SOURCE TEXT.
"""
4. Verify conda installed correctly with:

   $ conda --help
   

Note

If you get a “conda not found error” the most likely cause is that the path wasn’t updated correctly. Try restarting the terminal or command prompt window. If that doesn’t work then see fixing conda path on Mac/Linux or fixing conda path on Windows.

5. If you’ve previously installed and used conda, it’s recommended (but optional) to create a new virtual environment in order to avoid dependency conflicts:

   $ conda create -y -n empanada -c conda-forge python=3.9
   $ conda activate empanada
   

6. Install napari with pip:

   $ python -m pip install "napari[all]"
   

7. To verify installation, run:

   $ napari
   

For alternative and more detailed installation instructions, see the official napari installation tutorial.

From here the easiest way to install empanada-napari is directly in napari.

1. From the “Plugins” menu, select “Install/Uninstall Plugins…”.

2. In the resulting window that opens, where it says “Install by name/URL”, type “empanada-napari”.

3. Click the “Install” button next to the input bar.

If installation was successful you should see empanada-napari in the Plugins menu. If you don’t, restart napari.

If you still don’t see it, try installing the plugin with pip:

$ pip install empanada-napari

Modules Overview

Model Inference

2D Inference (Parameter Testing): Runs model inference on 2D images. Supports batch mode for predicting segmentations on a series of unrelated images or can be used to segment arbitrary 2D slices from volumetric data.

3D Inference: Implements stack and ortho-plane inference functionality for volumetric datasets.
"""
WHAT YOU SHOULD DO. Reproduce word for word the passage of the napari installation guide that begins with "6. Install napari" and ends with "directly in napari.".

PROVIDED INFORMATION.
"""
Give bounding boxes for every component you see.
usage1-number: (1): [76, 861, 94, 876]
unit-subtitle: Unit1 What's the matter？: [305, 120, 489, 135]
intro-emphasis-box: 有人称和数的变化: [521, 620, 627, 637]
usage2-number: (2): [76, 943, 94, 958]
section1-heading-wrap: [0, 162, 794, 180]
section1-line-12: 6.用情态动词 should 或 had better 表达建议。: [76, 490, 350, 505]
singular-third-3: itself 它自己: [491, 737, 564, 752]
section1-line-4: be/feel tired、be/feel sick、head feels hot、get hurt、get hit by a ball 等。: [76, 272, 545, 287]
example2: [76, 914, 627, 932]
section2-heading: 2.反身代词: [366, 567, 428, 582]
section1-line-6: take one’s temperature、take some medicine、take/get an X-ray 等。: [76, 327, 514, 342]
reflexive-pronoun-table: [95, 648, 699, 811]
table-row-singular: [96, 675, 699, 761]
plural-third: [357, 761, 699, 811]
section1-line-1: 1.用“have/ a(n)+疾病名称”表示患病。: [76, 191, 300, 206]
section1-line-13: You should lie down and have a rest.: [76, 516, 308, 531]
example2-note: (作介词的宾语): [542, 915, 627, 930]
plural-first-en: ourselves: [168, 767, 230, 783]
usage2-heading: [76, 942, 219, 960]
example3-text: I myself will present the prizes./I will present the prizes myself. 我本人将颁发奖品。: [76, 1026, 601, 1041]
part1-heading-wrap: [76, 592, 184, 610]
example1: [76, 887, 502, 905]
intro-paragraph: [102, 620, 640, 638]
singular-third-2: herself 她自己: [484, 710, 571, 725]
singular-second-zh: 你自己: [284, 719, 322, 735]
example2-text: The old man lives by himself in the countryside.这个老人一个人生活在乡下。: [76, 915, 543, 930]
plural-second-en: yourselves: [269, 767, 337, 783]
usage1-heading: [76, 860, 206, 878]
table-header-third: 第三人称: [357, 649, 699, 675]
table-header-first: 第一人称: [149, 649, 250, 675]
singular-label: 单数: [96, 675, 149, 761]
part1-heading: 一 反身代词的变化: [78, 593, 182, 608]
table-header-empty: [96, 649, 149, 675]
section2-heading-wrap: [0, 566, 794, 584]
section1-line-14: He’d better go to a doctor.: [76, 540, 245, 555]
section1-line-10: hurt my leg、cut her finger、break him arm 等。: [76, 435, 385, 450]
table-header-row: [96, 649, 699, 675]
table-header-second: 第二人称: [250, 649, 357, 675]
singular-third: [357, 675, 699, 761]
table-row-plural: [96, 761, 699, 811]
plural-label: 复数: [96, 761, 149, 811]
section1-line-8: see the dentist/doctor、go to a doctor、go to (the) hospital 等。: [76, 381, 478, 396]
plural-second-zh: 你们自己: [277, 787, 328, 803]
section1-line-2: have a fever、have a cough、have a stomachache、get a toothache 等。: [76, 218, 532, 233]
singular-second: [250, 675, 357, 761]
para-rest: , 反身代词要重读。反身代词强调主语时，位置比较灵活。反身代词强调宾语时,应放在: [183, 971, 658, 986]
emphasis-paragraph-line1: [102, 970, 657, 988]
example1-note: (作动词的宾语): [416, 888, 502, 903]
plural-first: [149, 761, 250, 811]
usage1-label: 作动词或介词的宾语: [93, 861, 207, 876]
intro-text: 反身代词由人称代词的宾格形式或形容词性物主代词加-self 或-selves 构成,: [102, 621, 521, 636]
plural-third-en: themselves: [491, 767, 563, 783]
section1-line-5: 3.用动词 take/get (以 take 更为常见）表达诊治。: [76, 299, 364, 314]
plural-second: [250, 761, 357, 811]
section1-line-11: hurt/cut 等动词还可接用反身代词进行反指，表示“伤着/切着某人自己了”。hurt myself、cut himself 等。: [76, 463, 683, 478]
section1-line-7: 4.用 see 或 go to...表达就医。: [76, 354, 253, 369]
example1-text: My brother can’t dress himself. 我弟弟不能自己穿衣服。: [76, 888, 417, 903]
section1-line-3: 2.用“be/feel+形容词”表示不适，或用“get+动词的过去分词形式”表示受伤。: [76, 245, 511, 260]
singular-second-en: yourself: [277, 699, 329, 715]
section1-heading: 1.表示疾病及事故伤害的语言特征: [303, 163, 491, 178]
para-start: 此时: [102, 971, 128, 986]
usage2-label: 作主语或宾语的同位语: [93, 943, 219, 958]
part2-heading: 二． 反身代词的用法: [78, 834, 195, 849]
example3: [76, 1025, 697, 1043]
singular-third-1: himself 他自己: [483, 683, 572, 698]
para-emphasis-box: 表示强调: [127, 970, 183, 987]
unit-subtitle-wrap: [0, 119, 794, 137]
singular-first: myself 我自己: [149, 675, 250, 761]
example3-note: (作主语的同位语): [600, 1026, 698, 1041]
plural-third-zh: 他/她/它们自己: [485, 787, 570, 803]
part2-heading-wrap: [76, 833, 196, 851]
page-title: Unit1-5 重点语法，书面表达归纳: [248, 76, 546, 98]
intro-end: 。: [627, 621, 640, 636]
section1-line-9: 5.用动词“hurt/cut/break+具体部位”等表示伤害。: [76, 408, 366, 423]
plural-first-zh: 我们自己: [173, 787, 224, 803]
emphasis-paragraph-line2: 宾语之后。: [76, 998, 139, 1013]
"""
EXERCISE SOLUTION.
6. Install napari with pip:

   $ python -m pip install "napari[all]"
   

7. To verify installation, run:

   $ napari
   

For alternative and more detailed installation instructions, see the official napari installation tutorial.

From here the easiest way to install empanada-napari is directly in napari.